Copy every record below exactly as written, but leave out the pictures.

═════ Source material

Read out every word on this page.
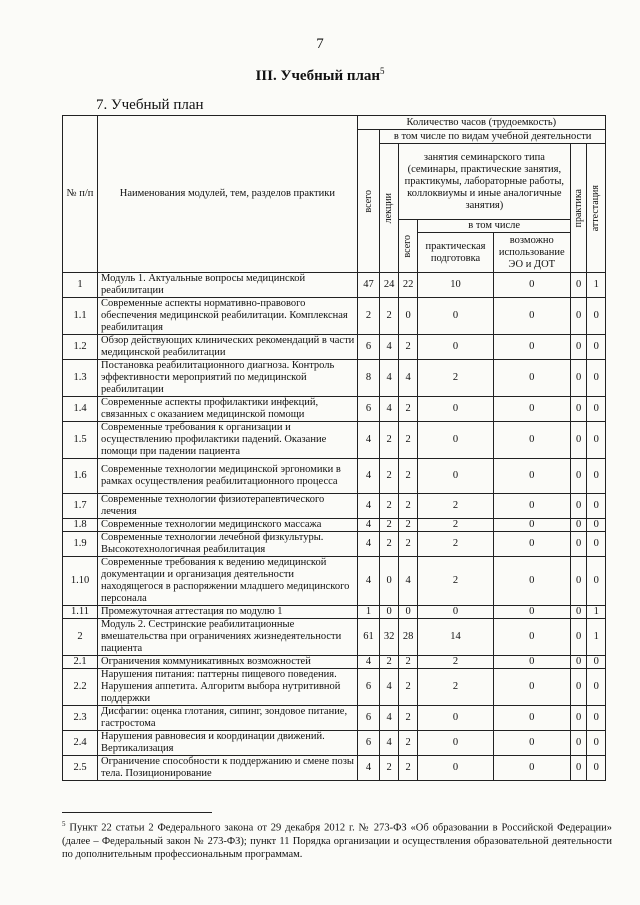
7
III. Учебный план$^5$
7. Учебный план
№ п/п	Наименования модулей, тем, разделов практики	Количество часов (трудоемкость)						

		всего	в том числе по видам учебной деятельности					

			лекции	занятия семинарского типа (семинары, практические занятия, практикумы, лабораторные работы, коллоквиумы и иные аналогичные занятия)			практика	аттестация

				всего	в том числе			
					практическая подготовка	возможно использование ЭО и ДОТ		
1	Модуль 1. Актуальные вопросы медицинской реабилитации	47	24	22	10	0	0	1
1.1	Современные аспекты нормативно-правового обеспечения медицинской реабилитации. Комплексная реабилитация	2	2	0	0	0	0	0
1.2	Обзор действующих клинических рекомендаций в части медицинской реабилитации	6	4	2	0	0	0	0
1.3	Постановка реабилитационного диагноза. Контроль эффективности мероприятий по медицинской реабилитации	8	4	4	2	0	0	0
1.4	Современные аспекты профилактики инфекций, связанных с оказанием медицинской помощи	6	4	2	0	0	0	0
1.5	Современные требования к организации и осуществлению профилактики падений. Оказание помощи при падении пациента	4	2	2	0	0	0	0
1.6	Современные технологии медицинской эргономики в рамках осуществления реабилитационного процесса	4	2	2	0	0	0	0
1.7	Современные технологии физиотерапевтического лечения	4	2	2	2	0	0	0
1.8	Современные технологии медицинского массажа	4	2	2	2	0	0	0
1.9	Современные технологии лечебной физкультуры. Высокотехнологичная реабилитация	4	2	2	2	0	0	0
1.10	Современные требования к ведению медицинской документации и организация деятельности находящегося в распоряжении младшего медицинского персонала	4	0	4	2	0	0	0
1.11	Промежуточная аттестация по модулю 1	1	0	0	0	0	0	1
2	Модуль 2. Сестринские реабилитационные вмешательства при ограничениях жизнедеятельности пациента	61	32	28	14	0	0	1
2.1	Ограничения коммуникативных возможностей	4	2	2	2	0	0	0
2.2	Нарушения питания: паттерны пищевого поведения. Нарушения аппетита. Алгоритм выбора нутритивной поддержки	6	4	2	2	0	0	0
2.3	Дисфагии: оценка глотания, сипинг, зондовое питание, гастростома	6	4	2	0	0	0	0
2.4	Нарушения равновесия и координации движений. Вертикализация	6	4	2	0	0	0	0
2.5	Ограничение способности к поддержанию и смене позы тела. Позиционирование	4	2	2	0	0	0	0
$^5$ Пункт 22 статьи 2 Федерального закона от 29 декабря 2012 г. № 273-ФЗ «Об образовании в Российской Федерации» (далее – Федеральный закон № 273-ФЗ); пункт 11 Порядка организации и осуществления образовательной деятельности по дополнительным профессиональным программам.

══════════

Exercise answer:
Read out every word on this page.
7
III. Учебный план$^5$
7. Учебный план
№ п/п	Наименования модулей, тем, разделов практики	Количество часов (трудоемкость)						

		всего	в том числе по видам учебной деятельности					

			лекции	занятия семинарского типа (семинары, практические занятия, практикумы, лабораторные работы, коллоквиумы и иные аналогичные занятия)			практика	аттестация

				всего	в том числе			
					практическая подготовка	возможно использование ЭО и ДОТ		
1	Модуль 1. Актуальные вопросы медицинской реабилитации	47	24	22	10	0	0	1
1.1	Современные аспекты нормативно-правового обеспечения медицинской реабилитации. Комплексная реабилитация	2	2	0	0	0	0	0
1.2	Обзор действующих клинических рекомендаций в части медицинской реабилитации	6	4	2	0	0	0	0
1.3	Постановка реабилитационного диагноза. Контроль эффективности мероприятий по медицинской реабилитации	8	4	4	2	0	0	0
1.4	Современные аспекты профилактики инфекций, связанных с оказанием медицинской помощи	6	4	2	0	0	0	0
1.5	Современные требования к организации и осуществлению профилактики падений. Оказание помощи при падении пациента	4	2	2	0	0	0	0
1.6	Современные технологии медицинской эргономики в рамках осуществления реабилитационного процесса	4	2	2	0	0	0	0
1.7	Современные технологии физиотерапевтического лечения	4	2	2	2	0	0	0
1.8	Современные технологии медицинского массажа	4	2	2	2	0	0	0
1.9	Современные технологии лечебной физкультуры. Высокотехнологичная реабилитация	4	2	2	2	0	0	0
1.10	Современные требования к ведению медицинской документации и организация деятельности находящегося в распоряжении младшего медицинского персонала	4	0	4	2	0	0	0
1.11	Промежуточная аттестация по модулю 1	1	0	0	0	0	0	1
2	Модуль 2. Сестринские реабилитационные вмешательства при ограничениях жизнедеятельности пациента	61	32	28	14	0	0	1
2.1	Ограничения коммуникативных возможностей	4	2	2	2	0	0	0
2.2	Нарушения питания: паттерны пищевого поведения. Нарушения аппетита. Алгоритм выбора нутритивной поддержки	6	4	2	2	0	0	0
2.3	Дисфагии: оценка глотания, сипинг, зондовое питание, гастростома	6	4	2	0	0	0	0
2.4	Нарушения равновесия и координации движений. Вертикализация	6	4	2	0	0	0	0
2.5	Ограничение способности к поддержанию и смене позы тела. Позиционирование	4	2	2	0	0	0	0
$^5$ Пункт 22 статьи 2 Федерального закона от 29 декабря 2012 г. № 273-ФЗ «Об образовании в Российской Федерации» (далее – Федеральный закон № 273-ФЗ); пункт 11 Порядка организации и осуществления образовательной деятельности по дополнительным профессиональным программам.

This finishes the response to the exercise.